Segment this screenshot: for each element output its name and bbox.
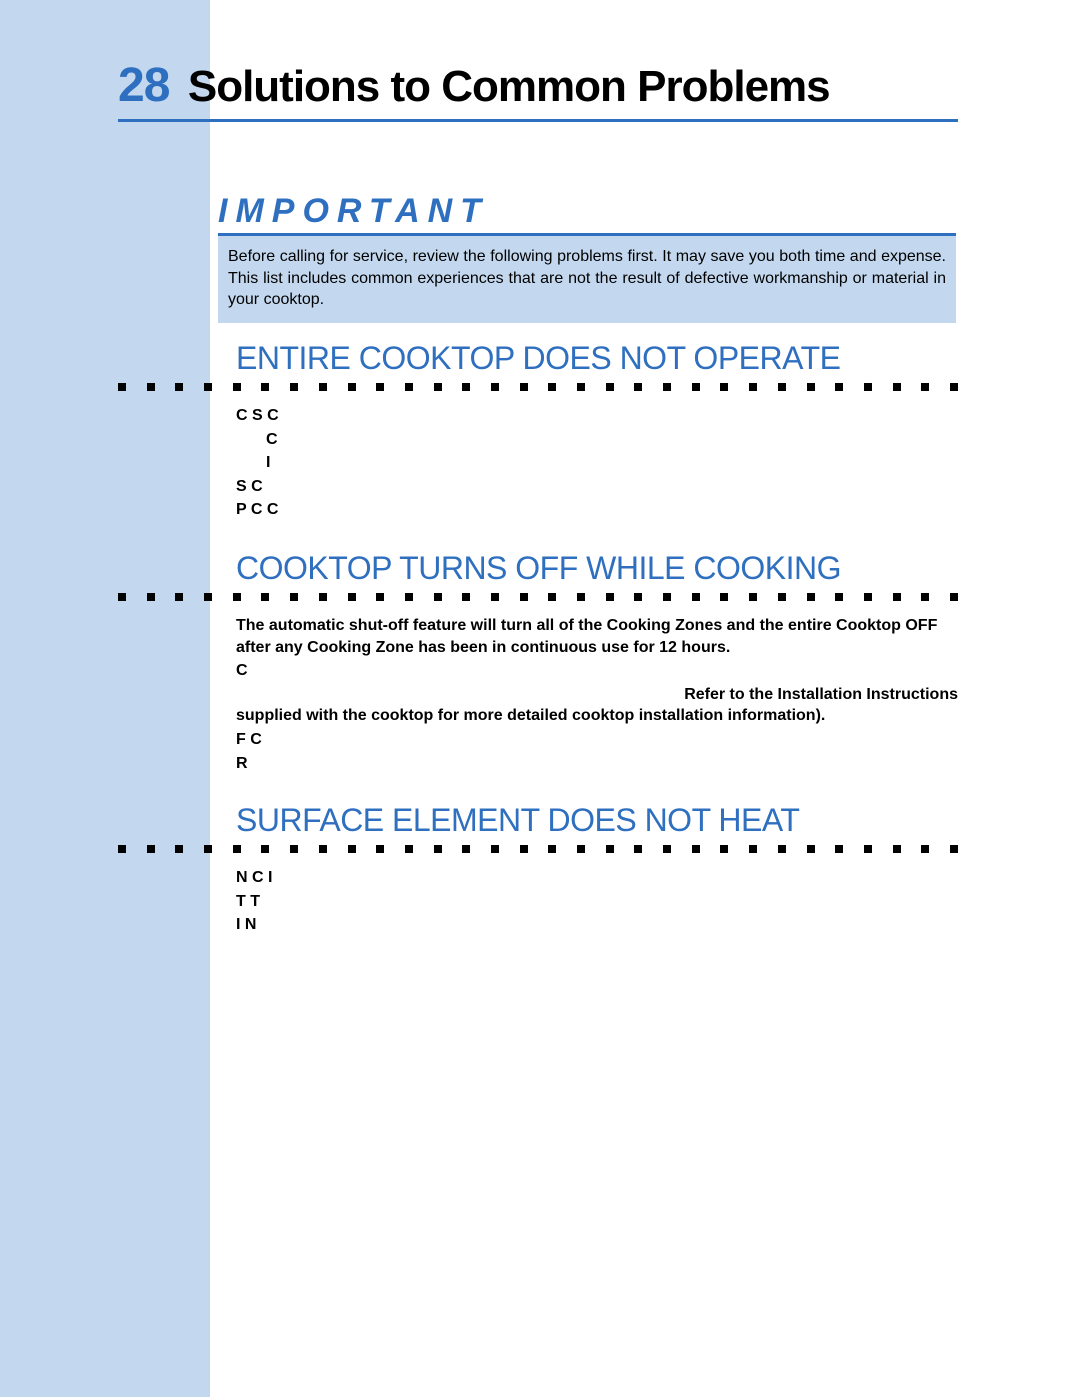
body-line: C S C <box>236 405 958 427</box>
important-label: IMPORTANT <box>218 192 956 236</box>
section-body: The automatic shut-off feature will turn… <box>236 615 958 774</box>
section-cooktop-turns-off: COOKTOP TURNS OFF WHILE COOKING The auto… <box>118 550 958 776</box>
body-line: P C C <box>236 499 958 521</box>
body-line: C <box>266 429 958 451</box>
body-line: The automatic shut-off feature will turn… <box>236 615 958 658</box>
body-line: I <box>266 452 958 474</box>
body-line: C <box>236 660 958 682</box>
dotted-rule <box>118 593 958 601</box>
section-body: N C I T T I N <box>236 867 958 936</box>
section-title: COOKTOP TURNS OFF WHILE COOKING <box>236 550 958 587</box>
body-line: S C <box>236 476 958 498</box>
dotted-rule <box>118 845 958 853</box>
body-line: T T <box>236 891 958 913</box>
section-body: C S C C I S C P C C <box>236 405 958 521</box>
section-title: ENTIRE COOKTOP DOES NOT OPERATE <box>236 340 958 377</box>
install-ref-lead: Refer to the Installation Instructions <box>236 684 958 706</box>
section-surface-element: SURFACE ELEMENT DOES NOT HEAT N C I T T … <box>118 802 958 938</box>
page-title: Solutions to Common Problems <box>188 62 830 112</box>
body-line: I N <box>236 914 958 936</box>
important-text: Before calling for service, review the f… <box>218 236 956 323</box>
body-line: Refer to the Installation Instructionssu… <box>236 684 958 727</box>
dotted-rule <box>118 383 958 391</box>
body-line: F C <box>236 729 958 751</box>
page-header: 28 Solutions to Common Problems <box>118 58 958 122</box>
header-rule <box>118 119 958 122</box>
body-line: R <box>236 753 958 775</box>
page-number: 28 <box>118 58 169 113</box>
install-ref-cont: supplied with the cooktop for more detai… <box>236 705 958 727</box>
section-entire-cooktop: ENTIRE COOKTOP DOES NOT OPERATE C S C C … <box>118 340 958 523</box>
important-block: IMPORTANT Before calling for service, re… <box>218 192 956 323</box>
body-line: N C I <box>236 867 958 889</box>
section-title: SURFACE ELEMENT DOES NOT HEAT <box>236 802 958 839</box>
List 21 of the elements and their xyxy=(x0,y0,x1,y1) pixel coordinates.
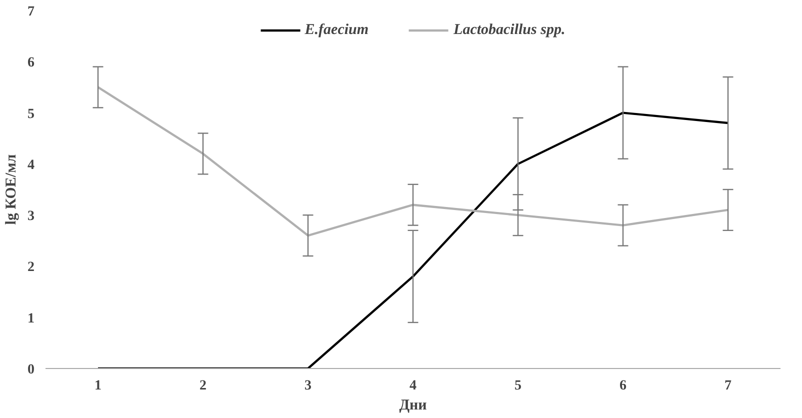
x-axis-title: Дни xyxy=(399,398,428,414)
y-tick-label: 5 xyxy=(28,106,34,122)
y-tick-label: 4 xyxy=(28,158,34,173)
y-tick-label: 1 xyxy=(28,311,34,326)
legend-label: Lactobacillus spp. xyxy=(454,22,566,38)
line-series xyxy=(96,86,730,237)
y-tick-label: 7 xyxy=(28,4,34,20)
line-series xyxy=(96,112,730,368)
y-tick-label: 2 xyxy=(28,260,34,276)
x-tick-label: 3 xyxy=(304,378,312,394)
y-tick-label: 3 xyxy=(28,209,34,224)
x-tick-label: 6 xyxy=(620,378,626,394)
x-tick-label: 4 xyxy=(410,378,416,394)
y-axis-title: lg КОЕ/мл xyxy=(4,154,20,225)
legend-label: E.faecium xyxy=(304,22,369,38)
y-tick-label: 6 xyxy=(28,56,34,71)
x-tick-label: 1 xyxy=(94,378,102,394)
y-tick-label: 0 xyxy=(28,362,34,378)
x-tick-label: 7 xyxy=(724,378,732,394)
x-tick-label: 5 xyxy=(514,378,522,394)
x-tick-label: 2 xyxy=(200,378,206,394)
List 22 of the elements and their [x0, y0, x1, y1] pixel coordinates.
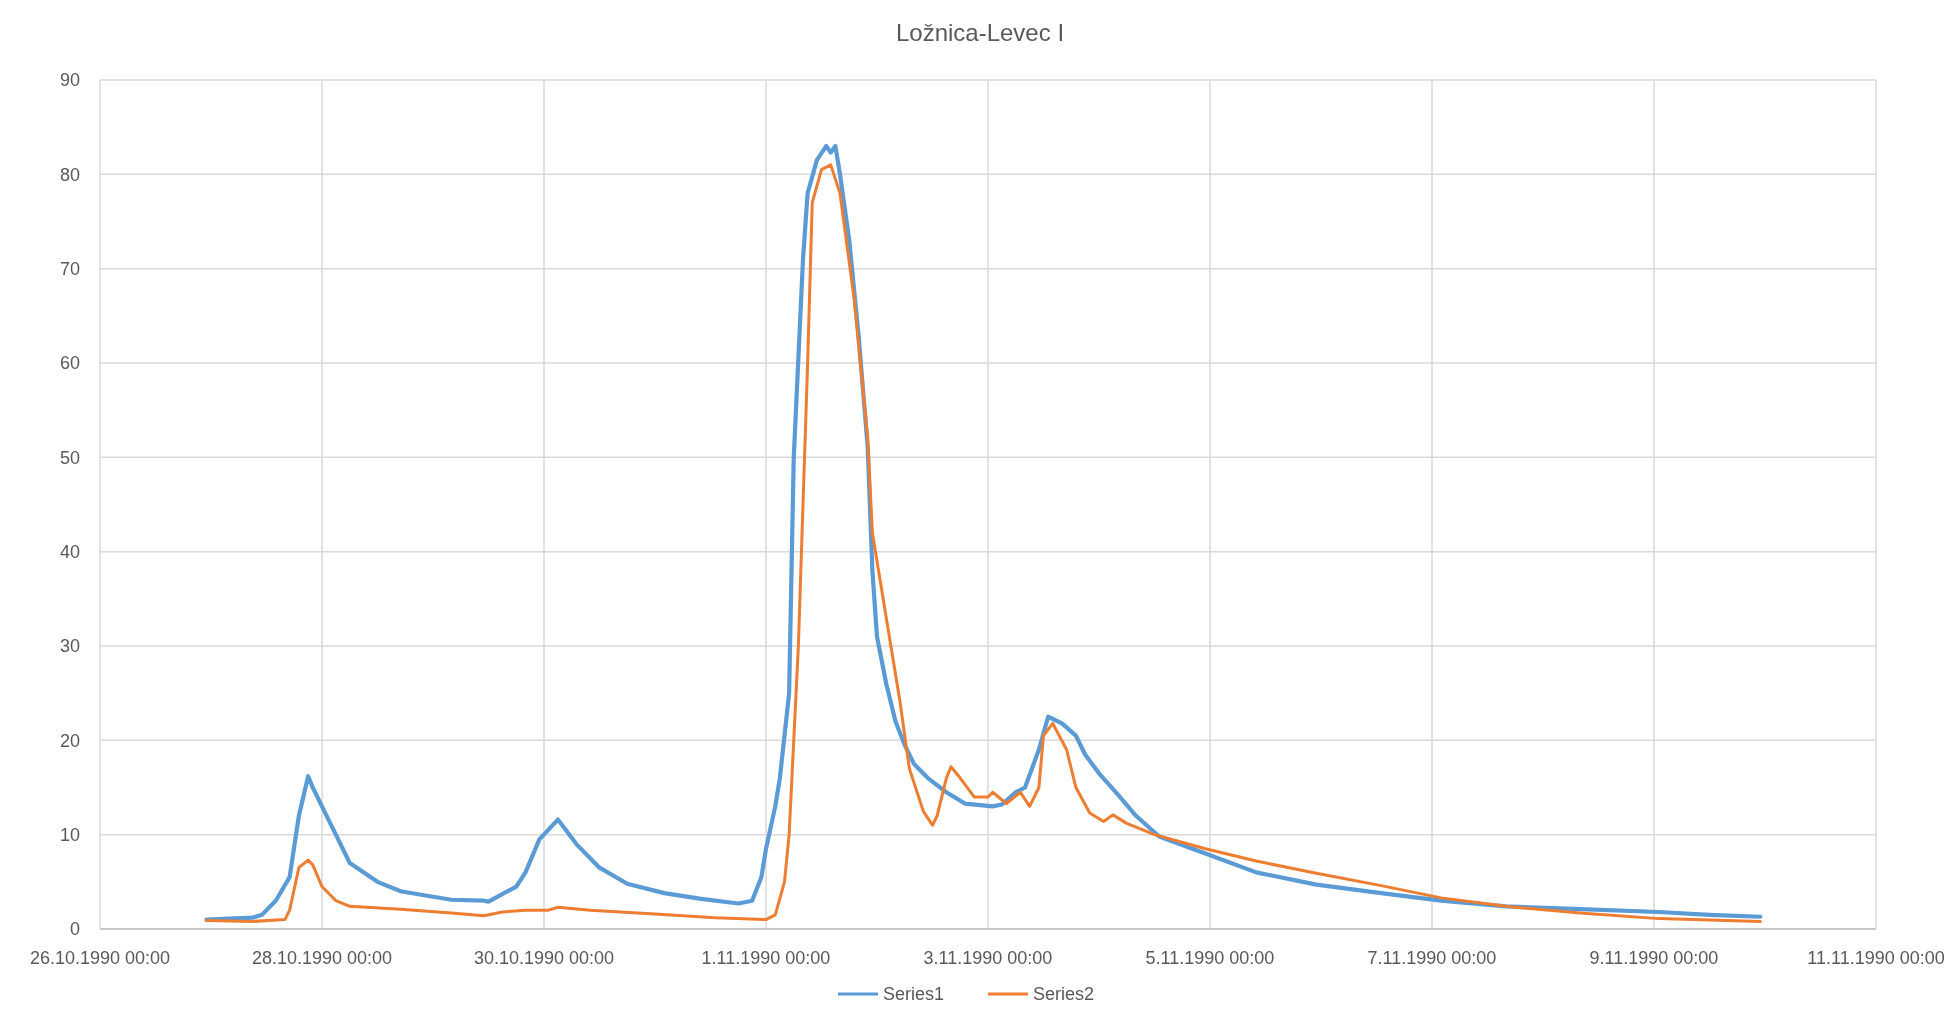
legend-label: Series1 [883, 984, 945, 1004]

========================

Convert the lines above into a JSON list of strings, one string per line, with blank lines omitted and the pictures left out.

[
  "Segment this screenshot: for each element output its name and bbox.",
  "body-line: C S C <box>236 405 958 427</box>",
  "important-label: IMPORTANT <box>218 192 956 236</box>",
  "section-body: The automatic shut-off feature will turn… <box>236 615 958 774</box>",
  "section-cooktop-turns-off: COOKTOP TURNS OFF WHILE COOKING The auto… <box>118 550 958 776</box>",
  "body-line: P C C <box>236 499 958 521</box>",
  "body-line: C <box>266 429 958 451</box>",
  "body-line: The automatic shut-off feature will turn… <box>236 615 958 658</box>",
  "body-line: I <box>266 452 958 474</box>",
  "body-line: C <box>236 660 958 682</box>",
  "dotted-rule <box>118 593 958 601</box>",
  "section-body: N C I T T I N <box>236 867 958 936</box>",
  "section-title: COOKTOP TURNS OFF WHILE COOKING <box>236 550 958 587</box>",
  "body-line: S C <box>236 476 958 498</box>",
  "dotted-rule <box>118 845 958 853</box>",
  "body-line: T T <box>236 891 958 913</box>",
  "section-body: C S C C I S C P C C <box>236 405 958 521</box>",
  "section-title: ENTIRE COOKTOP DOES NOT OPERATE <box>236 340 958 377</box>",
  "install-ref-lead: Refer to the Installation Instructions <box>236 684 958 706</box>",
  "section-surface-element: SURFACE ELEMENT DOES NOT HEAT N C I T T … <box>118 802 958 938</box>",
  "page-title: Solutions to Common Problems <box>188 62 830 112</box>",
  "body-line: I N <box>236 914 958 936</box>",
  "important-text: Before calling for service, review the f… <box>218 236 956 323</box>",
  "body-line: Refer to the Installation Instructionssu… <box>236 684 958 727</box>",
  "dotted-rule <box>118 383 958 391</box>",
  "body-line: F C <box>236 729 958 751</box>",
  "page-header: 28 Solutions to Common Problems <box>118 58 958 122</box>",
  "header-rule <box>118 119 958 122</box>",
  "body-line: R <box>236 753 958 775</box>",
  "page-number: 28 <box>118 58 169 113</box>",
  "install-ref-cont: supplied with the cooktop for more detai… <box>236 705 958 727</box>",
  "section-entire-cooktop: ENTIRE COOKTOP DOES NOT OPERATE C S C C … <box>118 340 958 523</box>",
  "important-block: IMPORTANT Before calling for service, re… <box>218 192 956 323</box>",
  "body-line: N C I <box>236 867 958 889</box>",
  "section-title: SURFACE ELEMENT DOES NOT HEAT <box>236 802 958 839</box>",
  "List 21 of the elements and their xyxy=(x0,y0,x1,y1) pixel coordinates.",
  "x-axis-title: Дни xyxy=(399,398,428,414)",
  "y-tick-label: 5 xyxy=(28,106,34,122)",
  "y-tick-label: 4 xyxy=(28,158,34,173)",
  "y-tick-label: 1 xyxy=(28,311,34,326)",
  "legend-label: Lactobacillus spp. xyxy=(454,22,566,38)",
  "line-series xyxy=(96,86,730,237)",
  "y-tick-label: 7 xyxy=(28,4,34,20)",
  "line-series xyxy=(96,112,730,368)",
  "y-tick-label: 2 xyxy=(28,260,34,276)",
  "x-tick-label: 3 xyxy=(304,378,312,394)",
  "y-tick-label: 3 xyxy=(28,209,34,224)",
  "x-tick-label: 6 xyxy=(620,378,626,394)",
  "x-tick-label: 4 xyxy=(410,378,416,394)",
  "y-axis-title: lg КОЕ/мл xyxy=(4,154,20,225)",
  "legend-label: E.faecium xyxy=(304,22,369,38)",
  "y-tick-label: 6 xyxy=(28,56,34,71)",
  "x-tick-label: 1 xyxy=(94,378,102,394)",
  "y-tick-label: 0 xyxy=(28,362,34,378)",
  "x-tick-label: 7 xyxy=(724,378,732,394)",
  "x-tick-label: 5 xyxy=(514,378,522,394)",
  "x-tick-label: 2 xyxy=(200,378,206,394)",
  "List 22 of the elements and their [x0, y0, x1, y1] pixel coordinates.",
  "legend-label: Series1 [883, 984, 945, 1004]"
]